Data entries
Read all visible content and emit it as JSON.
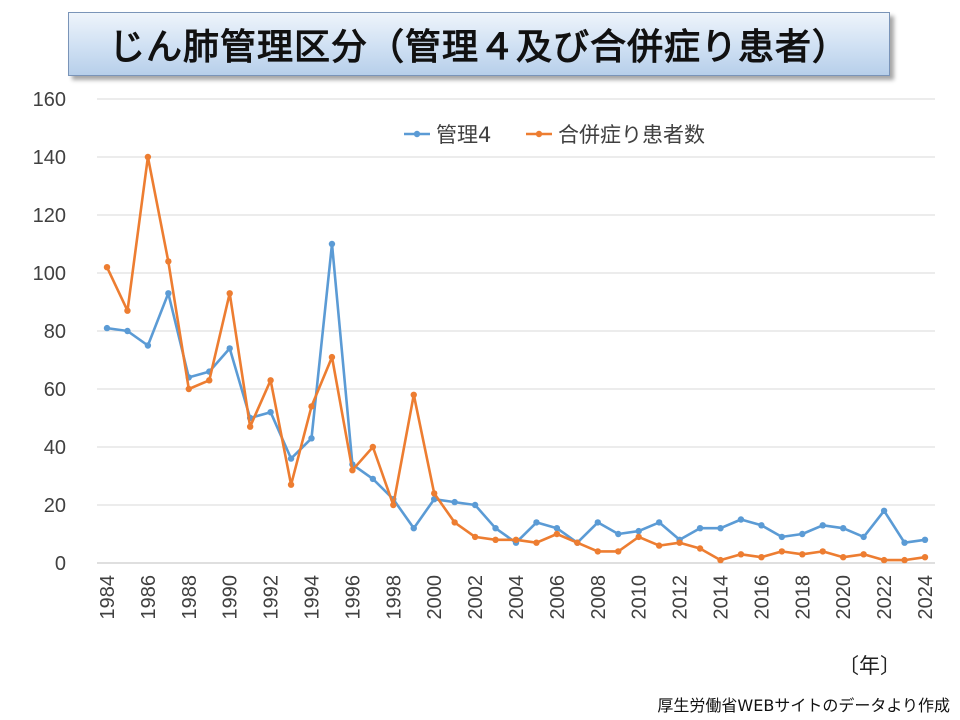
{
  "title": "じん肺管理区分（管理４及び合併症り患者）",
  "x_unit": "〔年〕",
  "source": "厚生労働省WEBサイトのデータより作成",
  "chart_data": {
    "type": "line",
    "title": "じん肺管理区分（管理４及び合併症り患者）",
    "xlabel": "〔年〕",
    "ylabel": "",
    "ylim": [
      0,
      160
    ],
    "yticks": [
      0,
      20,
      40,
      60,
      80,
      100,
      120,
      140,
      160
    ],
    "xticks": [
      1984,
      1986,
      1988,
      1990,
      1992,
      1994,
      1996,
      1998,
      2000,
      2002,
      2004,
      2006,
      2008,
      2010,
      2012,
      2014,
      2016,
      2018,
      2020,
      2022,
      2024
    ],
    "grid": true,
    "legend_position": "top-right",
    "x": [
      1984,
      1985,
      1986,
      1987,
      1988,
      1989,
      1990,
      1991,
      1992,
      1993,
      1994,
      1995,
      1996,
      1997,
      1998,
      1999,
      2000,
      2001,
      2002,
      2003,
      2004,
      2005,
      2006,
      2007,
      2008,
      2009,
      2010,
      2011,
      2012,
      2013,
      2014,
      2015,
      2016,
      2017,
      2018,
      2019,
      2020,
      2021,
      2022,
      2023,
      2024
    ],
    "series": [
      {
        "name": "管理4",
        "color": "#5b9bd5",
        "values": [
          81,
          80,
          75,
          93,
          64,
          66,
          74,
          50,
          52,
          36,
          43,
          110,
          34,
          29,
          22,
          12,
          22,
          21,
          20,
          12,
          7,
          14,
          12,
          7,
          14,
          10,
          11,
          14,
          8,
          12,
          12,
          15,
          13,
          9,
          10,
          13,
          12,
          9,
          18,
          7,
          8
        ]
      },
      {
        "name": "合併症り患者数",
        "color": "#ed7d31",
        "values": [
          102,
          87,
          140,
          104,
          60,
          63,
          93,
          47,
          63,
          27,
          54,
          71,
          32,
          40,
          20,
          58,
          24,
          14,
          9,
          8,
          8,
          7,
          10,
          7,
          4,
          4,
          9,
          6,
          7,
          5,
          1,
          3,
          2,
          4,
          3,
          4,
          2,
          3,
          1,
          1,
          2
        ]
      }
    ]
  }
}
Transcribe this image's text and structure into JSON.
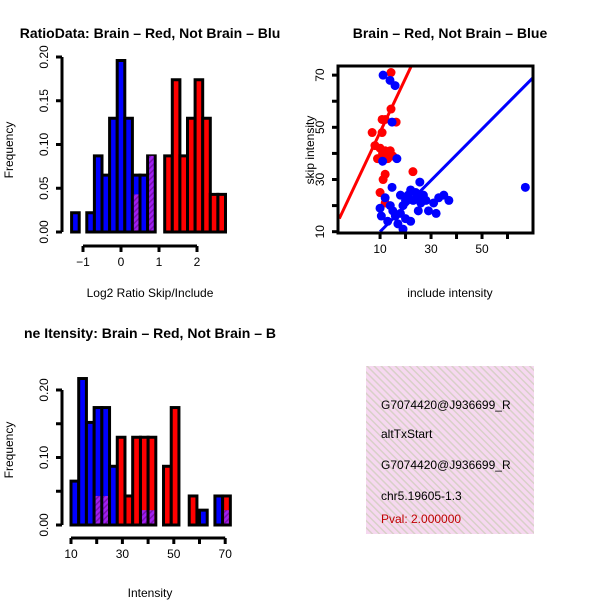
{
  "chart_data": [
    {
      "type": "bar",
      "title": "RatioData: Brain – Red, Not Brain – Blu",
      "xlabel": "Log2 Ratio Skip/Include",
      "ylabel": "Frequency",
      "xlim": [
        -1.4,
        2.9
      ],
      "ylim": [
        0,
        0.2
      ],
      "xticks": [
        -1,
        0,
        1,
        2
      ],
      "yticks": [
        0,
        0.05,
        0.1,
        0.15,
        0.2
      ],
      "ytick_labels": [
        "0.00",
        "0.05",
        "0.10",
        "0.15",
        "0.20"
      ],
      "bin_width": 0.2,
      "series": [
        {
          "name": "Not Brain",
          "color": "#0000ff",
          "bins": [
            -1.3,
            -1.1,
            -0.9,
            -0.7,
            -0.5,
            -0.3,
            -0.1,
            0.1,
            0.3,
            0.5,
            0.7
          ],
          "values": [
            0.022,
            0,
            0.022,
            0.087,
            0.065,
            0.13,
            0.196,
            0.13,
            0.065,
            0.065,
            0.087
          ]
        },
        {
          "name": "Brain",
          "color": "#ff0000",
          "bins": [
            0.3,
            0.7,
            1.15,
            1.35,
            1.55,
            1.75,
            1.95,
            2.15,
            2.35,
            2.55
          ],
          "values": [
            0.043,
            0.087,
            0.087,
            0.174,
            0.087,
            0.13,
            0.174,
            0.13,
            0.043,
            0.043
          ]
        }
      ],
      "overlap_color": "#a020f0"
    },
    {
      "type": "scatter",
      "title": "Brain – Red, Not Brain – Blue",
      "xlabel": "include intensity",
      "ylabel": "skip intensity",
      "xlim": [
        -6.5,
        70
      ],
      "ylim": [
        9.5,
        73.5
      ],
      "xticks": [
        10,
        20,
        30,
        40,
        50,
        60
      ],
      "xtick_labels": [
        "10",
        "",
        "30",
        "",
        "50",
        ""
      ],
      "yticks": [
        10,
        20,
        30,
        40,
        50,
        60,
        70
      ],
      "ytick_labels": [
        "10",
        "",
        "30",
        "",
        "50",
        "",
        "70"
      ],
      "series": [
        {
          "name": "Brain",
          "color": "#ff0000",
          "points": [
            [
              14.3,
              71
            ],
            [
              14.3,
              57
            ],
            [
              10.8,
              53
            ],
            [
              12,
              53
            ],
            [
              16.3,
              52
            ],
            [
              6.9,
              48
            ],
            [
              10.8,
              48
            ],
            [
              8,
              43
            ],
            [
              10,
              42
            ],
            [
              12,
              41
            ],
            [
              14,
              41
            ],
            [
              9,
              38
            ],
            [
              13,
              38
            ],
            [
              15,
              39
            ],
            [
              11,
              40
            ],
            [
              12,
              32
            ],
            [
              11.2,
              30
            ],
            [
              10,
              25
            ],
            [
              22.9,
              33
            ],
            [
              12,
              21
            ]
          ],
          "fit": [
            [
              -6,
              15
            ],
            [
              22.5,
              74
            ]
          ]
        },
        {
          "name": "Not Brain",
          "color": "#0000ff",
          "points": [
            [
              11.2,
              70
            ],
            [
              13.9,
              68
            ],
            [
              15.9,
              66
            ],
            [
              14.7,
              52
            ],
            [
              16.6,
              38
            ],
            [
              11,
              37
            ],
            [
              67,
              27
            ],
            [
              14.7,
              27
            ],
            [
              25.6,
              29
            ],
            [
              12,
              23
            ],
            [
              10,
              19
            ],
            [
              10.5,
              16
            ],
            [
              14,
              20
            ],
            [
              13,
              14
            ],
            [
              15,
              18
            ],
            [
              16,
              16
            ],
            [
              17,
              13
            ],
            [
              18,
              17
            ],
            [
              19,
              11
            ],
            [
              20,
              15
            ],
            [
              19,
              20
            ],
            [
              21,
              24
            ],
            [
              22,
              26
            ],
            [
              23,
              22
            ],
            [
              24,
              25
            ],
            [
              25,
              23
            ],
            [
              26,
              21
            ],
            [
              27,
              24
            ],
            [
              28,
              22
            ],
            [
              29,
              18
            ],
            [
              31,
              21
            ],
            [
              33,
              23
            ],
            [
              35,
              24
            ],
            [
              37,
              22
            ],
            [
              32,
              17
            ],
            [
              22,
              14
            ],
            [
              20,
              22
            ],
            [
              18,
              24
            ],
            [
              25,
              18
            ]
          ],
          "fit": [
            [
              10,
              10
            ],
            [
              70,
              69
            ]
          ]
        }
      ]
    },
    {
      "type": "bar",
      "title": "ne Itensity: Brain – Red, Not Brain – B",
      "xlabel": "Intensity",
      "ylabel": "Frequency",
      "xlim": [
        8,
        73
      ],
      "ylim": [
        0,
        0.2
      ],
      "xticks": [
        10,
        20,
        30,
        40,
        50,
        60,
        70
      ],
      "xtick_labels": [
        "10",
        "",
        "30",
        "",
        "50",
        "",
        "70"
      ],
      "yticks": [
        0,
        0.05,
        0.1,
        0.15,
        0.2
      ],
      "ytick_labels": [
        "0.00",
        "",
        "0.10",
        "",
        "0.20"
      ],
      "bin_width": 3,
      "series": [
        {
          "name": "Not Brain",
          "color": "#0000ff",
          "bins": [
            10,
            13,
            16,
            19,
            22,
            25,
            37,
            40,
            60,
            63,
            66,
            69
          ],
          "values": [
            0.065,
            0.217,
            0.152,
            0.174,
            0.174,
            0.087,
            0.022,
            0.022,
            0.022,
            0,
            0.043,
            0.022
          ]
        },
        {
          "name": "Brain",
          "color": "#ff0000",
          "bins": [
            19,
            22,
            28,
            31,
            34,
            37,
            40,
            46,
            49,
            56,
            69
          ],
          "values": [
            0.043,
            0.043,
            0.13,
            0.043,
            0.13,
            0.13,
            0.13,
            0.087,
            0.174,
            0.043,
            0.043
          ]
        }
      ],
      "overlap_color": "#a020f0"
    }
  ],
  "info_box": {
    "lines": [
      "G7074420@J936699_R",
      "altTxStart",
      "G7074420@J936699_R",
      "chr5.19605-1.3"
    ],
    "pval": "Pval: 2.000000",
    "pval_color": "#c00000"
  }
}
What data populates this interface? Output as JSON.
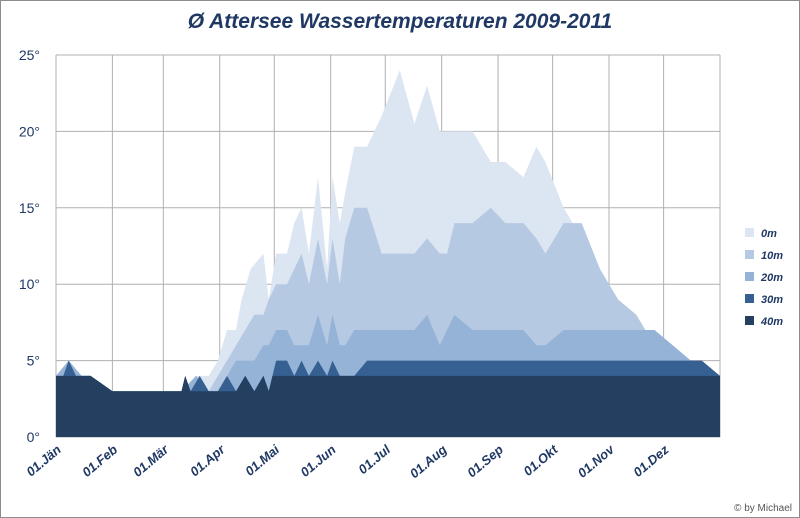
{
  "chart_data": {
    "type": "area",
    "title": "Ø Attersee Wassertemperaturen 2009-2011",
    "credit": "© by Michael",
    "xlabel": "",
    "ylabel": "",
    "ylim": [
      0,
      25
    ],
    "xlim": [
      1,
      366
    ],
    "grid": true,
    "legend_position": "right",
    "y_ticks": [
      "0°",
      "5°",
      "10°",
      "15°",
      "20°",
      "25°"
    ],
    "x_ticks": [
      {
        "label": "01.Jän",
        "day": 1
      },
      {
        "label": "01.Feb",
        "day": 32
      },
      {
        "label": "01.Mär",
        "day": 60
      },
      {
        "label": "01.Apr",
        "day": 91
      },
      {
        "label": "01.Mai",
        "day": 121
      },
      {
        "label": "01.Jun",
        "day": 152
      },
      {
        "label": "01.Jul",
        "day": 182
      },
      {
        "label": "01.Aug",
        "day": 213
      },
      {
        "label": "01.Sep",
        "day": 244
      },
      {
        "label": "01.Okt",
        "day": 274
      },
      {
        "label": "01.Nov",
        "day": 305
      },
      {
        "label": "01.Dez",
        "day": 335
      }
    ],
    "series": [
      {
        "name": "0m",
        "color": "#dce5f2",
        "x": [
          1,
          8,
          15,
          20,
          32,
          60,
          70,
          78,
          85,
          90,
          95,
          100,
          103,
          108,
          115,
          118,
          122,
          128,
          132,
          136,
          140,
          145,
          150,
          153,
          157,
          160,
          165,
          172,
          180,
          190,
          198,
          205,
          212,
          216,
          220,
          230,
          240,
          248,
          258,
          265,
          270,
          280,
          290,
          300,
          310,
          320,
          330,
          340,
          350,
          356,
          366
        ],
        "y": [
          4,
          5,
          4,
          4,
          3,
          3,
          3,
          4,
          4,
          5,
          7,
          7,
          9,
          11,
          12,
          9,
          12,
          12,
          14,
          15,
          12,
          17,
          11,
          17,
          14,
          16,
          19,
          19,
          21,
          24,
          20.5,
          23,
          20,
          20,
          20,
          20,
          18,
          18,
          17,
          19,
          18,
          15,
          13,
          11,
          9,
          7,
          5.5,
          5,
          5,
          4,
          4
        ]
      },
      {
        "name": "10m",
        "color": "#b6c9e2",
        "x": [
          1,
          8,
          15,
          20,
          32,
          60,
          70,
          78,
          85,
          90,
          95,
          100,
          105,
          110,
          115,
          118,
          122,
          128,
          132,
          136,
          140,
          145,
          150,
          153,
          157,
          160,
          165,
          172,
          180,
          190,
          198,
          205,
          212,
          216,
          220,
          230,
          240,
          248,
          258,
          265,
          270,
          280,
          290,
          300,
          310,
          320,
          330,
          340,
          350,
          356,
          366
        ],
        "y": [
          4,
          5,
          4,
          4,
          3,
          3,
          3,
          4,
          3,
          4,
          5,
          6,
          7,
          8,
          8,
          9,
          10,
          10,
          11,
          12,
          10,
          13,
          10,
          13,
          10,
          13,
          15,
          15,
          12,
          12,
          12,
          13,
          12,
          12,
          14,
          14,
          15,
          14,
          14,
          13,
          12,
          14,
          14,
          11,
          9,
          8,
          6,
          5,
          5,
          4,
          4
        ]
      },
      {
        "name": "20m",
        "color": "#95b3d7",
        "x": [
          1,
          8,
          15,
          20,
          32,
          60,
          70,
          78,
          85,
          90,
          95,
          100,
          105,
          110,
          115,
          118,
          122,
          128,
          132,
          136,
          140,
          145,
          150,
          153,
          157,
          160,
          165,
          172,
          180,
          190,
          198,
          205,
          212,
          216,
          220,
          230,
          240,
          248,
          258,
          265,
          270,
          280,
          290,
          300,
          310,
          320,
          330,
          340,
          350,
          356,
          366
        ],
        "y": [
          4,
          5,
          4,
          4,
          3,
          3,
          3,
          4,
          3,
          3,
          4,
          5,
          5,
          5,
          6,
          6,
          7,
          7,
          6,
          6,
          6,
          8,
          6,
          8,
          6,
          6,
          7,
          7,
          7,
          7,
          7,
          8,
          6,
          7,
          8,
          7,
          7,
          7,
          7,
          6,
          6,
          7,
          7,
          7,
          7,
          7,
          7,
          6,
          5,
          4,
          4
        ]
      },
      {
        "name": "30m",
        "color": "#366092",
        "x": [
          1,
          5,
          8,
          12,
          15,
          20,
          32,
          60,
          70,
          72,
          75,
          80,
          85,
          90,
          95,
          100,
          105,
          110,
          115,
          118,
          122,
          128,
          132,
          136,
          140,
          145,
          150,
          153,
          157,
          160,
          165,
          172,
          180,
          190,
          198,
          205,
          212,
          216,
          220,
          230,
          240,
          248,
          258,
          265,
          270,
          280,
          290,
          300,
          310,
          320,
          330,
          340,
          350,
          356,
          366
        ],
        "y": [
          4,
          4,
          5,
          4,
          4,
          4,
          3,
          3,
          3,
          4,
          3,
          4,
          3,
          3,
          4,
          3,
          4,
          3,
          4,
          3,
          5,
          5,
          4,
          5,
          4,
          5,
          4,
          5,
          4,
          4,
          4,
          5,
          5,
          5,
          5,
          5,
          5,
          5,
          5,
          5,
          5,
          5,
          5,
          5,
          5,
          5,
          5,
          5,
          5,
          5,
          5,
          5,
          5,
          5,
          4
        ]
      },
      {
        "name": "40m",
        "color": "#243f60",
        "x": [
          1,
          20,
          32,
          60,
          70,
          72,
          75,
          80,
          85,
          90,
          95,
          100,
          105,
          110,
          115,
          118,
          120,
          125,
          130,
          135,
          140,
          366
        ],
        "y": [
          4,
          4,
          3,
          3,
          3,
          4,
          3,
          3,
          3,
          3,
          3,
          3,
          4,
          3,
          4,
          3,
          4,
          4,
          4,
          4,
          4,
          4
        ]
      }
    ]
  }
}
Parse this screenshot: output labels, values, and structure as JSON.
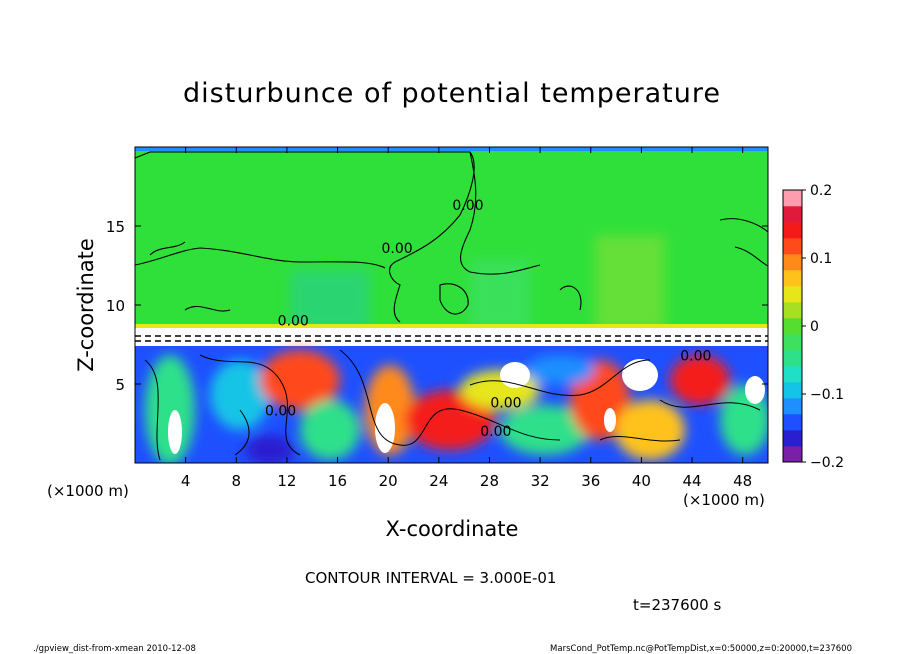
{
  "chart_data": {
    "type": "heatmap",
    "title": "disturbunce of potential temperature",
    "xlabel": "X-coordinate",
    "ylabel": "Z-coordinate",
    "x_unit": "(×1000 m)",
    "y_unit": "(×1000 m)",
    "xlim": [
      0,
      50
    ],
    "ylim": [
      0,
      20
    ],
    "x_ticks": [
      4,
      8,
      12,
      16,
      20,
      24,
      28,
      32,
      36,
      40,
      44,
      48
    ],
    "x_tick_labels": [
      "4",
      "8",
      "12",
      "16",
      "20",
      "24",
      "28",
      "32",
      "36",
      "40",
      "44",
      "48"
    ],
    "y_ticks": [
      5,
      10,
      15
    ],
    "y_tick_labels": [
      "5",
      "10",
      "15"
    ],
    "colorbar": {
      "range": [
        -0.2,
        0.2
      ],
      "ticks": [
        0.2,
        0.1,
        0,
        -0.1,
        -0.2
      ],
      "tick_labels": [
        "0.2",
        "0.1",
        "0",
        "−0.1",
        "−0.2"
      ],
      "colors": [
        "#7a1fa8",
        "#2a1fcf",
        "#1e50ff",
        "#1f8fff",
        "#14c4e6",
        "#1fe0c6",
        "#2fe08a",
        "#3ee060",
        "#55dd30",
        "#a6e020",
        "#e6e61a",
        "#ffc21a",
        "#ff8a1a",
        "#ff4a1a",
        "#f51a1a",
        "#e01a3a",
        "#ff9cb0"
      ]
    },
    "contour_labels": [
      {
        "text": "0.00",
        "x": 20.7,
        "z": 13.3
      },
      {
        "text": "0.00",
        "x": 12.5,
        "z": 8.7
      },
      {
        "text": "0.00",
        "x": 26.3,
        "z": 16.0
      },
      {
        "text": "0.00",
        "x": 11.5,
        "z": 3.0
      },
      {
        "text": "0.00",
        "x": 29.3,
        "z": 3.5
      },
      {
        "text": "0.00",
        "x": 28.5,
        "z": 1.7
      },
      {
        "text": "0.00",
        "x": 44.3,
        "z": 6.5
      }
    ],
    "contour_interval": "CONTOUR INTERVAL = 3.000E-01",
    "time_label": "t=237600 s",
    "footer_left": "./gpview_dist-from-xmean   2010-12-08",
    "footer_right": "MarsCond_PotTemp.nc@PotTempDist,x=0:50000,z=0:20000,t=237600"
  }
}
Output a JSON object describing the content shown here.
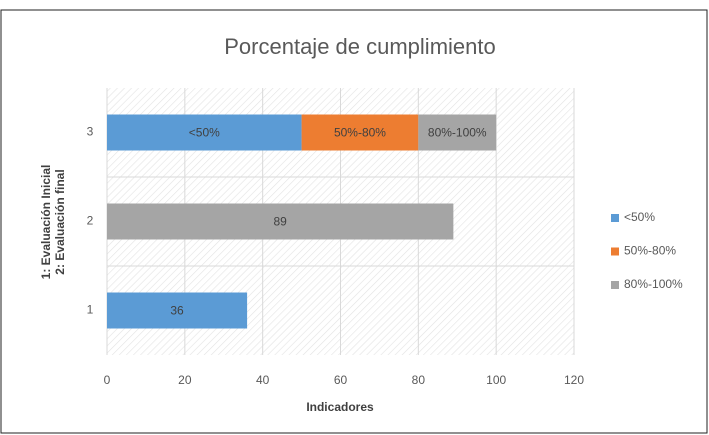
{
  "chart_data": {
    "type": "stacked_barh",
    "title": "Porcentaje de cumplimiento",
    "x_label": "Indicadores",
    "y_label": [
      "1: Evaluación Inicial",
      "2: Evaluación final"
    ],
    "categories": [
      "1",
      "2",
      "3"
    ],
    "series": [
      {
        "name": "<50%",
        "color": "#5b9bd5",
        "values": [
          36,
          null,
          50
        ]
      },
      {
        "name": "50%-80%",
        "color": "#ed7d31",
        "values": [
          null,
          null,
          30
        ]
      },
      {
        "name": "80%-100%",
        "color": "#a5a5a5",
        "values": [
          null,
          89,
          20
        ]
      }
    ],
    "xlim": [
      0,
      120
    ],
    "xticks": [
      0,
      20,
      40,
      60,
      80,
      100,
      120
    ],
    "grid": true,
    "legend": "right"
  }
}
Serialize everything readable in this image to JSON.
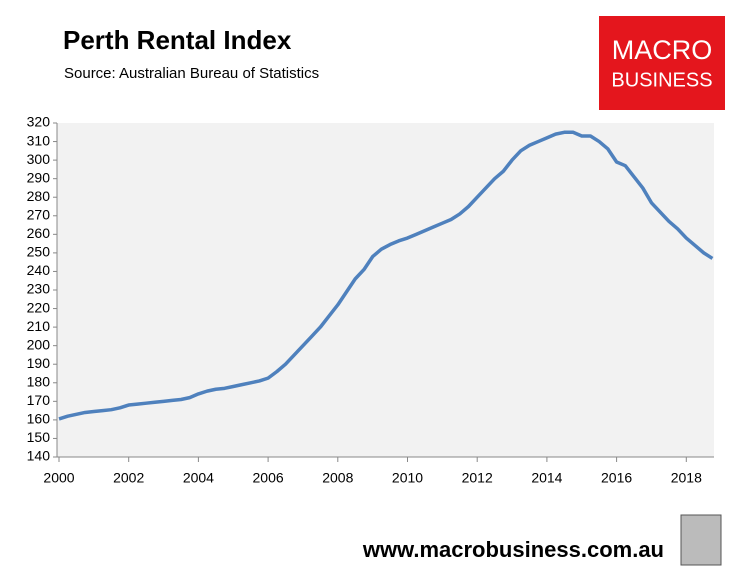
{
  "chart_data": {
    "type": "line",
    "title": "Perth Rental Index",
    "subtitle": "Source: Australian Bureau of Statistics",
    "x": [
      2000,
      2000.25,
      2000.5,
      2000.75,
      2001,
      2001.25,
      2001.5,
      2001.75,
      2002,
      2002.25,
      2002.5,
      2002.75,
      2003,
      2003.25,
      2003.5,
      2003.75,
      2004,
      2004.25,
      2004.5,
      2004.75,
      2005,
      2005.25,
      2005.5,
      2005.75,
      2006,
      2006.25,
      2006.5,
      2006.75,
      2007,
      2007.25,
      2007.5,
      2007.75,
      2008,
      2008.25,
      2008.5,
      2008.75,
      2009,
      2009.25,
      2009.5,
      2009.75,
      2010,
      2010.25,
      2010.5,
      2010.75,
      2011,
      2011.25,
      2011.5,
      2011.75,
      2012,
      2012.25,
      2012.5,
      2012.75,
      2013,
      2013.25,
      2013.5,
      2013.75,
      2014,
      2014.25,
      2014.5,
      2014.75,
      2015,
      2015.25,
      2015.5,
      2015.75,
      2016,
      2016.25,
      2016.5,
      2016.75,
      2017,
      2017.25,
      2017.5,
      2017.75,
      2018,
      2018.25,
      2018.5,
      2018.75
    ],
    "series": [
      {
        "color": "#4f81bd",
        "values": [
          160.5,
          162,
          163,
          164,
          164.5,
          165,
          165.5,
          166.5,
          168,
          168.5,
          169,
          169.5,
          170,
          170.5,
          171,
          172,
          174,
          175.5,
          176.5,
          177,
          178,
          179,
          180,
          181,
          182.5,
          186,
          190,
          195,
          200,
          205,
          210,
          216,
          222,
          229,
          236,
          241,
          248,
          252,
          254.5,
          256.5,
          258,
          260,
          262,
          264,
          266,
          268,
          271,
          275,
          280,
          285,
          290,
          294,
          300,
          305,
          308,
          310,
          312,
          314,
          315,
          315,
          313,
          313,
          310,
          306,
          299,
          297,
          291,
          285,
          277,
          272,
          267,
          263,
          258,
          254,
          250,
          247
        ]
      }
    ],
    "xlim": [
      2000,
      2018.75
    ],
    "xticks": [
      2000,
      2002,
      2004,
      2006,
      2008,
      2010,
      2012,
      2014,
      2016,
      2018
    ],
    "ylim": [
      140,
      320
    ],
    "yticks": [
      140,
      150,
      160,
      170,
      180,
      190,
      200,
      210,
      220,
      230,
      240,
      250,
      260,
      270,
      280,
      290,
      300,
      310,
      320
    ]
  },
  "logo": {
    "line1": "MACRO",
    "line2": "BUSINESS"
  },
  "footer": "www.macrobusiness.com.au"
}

• Written problem:
Gather all lines from the listing above in which "coordinate" occurs.

• Task response:
    "xlabel": "X-coordinate",
    "ylabel": "Z-coordinate",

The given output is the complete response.